• **Task description**
Quote the records below in full, exactly as given, with the images taken out.

• **Input for this task**
## BEGIN
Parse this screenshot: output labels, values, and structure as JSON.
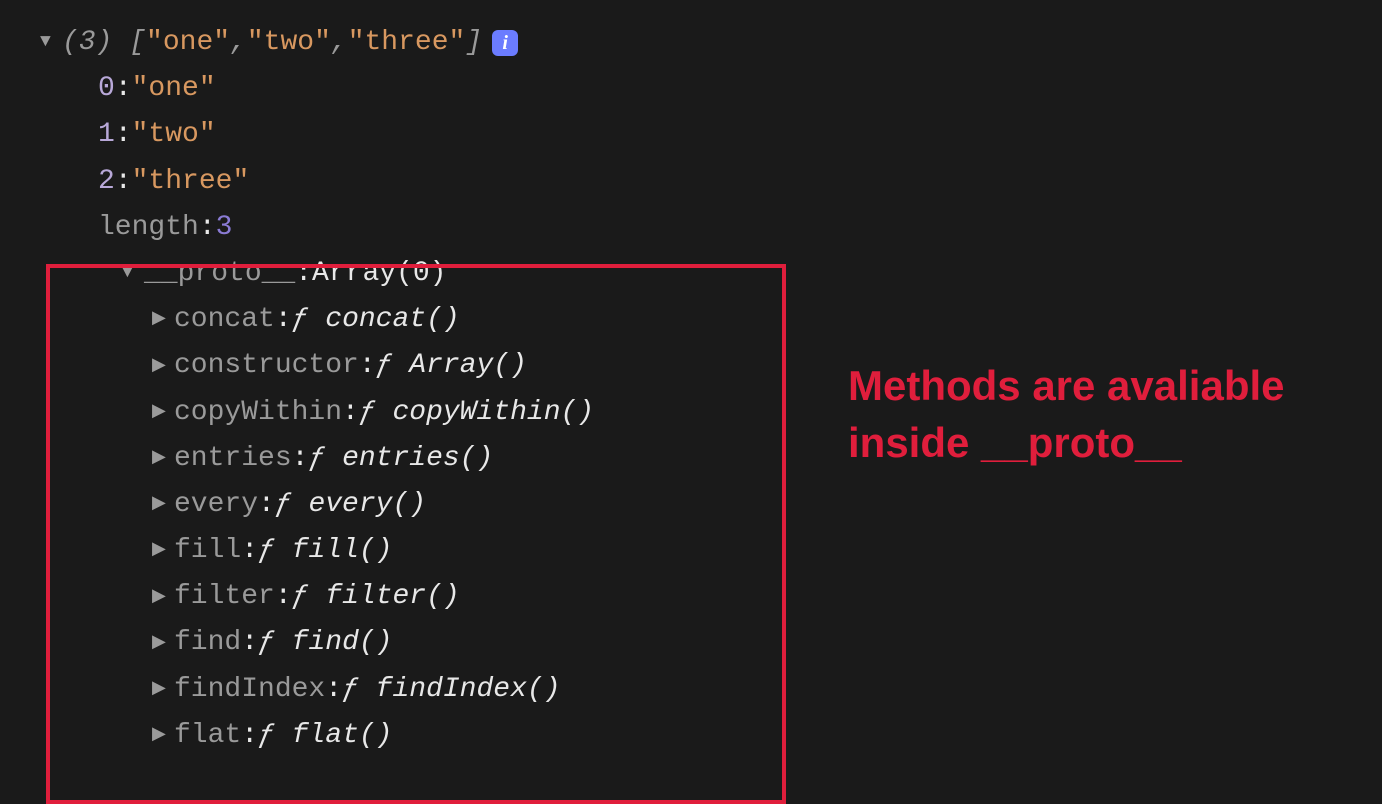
{
  "header": {
    "count": "(3)",
    "preview_open": "[",
    "items": [
      "\"one\"",
      "\"two\"",
      "\"three\""
    ],
    "sep": ", ",
    "preview_close": "]",
    "info": "i"
  },
  "elements": [
    {
      "key": "0",
      "value": "\"one\""
    },
    {
      "key": "1",
      "value": "\"two\""
    },
    {
      "key": "2",
      "value": "\"three\""
    }
  ],
  "length": {
    "key": "length",
    "value": "3"
  },
  "proto": {
    "key": "__proto__",
    "value": "Array(0)",
    "methods": [
      {
        "key": "concat",
        "fn": "concat()"
      },
      {
        "key": "constructor",
        "fn": "Array()"
      },
      {
        "key": "copyWithin",
        "fn": "copyWithin()"
      },
      {
        "key": "entries",
        "fn": "entries()"
      },
      {
        "key": "every",
        "fn": "every()"
      },
      {
        "key": "fill",
        "fn": "fill()"
      },
      {
        "key": "filter",
        "fn": "filter()"
      },
      {
        "key": "find",
        "fn": "find()"
      },
      {
        "key": "findIndex",
        "fn": "findIndex()"
      },
      {
        "key": "flat",
        "fn": "flat()"
      }
    ]
  },
  "annotation": "Methods are avaliable inside __proto__",
  "glyph_f": "ƒ"
}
## END
• **Worked solution**
Parse this screenshot: output labels, values, and structure as JSON.
{
  "header": {
    "count": "(3)",
    "preview_open": "[",
    "items": [
      "\"one\"",
      "\"two\"",
      "\"three\""
    ],
    "sep": ", ",
    "preview_close": "]",
    "info": "i"
  },
  "elements": [
    {
      "key": "0",
      "value": "\"one\""
    },
    {
      "key": "1",
      "value": "\"two\""
    },
    {
      "key": "2",
      "value": "\"three\""
    }
  ],
  "length": {
    "key": "length",
    "value": "3"
  },
  "proto": {
    "key": "__proto__",
    "value": "Array(0)",
    "methods": [
      {
        "key": "concat",
        "fn": "concat()"
      },
      {
        "key": "constructor",
        "fn": "Array()"
      },
      {
        "key": "copyWithin",
        "fn": "copyWithin()"
      },
      {
        "key": "entries",
        "fn": "entries()"
      },
      {
        "key": "every",
        "fn": "every()"
      },
      {
        "key": "fill",
        "fn": "fill()"
      },
      {
        "key": "filter",
        "fn": "filter()"
      },
      {
        "key": "find",
        "fn": "find()"
      },
      {
        "key": "findIndex",
        "fn": "findIndex()"
      },
      {
        "key": "flat",
        "fn": "flat()"
      }
    ]
  },
  "annotation": "Methods are avaliable inside __proto__",
  "glyph_f": "ƒ"
}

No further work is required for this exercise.